Data shown
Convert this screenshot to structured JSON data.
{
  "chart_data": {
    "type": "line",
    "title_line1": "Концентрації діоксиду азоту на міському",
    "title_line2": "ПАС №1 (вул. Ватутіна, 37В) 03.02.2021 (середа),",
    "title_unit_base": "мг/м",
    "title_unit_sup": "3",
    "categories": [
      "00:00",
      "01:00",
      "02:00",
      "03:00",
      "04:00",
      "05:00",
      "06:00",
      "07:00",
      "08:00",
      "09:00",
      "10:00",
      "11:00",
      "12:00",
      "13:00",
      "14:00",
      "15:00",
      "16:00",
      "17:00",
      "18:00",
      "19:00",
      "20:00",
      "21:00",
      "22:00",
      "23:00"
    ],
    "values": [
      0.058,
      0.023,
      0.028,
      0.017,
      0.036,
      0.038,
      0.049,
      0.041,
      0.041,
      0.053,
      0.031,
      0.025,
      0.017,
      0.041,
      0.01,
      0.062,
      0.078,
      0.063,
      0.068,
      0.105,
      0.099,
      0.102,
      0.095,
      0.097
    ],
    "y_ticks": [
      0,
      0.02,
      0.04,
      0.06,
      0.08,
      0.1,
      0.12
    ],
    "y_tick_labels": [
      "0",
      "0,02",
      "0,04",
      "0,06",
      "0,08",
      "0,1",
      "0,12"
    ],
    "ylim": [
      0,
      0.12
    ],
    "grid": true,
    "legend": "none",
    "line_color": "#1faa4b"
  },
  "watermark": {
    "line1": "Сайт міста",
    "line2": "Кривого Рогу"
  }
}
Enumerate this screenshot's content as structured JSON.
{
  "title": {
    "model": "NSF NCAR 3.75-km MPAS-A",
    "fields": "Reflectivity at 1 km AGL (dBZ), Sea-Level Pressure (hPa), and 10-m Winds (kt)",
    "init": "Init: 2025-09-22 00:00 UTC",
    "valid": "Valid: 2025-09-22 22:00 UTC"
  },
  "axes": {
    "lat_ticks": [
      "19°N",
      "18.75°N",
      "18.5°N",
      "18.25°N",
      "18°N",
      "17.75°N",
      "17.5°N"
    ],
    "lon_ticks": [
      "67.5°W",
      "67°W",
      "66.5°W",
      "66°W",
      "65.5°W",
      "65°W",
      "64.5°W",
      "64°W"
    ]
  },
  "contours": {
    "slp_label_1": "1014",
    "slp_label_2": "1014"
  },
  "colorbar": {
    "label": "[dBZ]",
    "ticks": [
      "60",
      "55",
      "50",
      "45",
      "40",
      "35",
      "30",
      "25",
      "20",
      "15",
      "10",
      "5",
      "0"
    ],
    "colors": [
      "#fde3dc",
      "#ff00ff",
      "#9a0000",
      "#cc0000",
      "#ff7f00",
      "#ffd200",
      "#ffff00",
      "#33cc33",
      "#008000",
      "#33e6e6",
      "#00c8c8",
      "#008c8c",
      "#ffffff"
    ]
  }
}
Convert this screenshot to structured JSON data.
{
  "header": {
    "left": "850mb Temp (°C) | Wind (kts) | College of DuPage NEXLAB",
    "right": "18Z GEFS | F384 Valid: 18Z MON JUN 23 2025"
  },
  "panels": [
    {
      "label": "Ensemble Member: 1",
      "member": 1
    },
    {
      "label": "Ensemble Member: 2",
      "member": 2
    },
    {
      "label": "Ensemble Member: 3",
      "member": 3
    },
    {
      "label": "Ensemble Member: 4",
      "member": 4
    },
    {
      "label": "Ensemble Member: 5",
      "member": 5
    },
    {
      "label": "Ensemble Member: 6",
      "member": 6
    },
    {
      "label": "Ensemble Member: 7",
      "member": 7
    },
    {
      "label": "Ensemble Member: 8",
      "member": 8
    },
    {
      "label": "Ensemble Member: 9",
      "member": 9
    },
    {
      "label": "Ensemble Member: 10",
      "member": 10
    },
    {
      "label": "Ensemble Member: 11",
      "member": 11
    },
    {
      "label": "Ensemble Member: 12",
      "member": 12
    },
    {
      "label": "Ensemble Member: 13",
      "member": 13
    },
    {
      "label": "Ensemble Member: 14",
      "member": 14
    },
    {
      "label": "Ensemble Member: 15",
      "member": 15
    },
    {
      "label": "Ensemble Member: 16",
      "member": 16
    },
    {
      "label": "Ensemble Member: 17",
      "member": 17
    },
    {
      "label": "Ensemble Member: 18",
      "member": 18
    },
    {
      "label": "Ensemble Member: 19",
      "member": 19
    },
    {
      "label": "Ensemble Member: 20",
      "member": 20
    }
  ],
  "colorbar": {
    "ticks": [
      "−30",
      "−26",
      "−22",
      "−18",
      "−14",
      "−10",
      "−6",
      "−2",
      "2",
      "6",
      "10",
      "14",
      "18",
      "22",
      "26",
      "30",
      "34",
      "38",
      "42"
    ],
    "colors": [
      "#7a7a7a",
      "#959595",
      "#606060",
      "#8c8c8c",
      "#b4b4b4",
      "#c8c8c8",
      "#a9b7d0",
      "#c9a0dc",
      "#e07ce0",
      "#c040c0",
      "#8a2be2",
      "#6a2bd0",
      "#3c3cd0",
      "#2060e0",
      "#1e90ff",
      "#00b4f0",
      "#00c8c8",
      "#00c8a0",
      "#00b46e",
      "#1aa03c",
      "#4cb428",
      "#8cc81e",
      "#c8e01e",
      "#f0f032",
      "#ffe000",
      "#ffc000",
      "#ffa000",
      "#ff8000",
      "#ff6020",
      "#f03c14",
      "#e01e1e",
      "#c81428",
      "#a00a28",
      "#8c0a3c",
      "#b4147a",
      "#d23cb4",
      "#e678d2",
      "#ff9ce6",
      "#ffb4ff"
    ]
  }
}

What the task requires
Using the records above, find and show each line with the string "Valid".

Answer below
    "valid": "Valid: 2025-09-22 22:00 UTC"
    "right": "18Z GEFS | F384 Valid: 18Z MON JUN 23 2025"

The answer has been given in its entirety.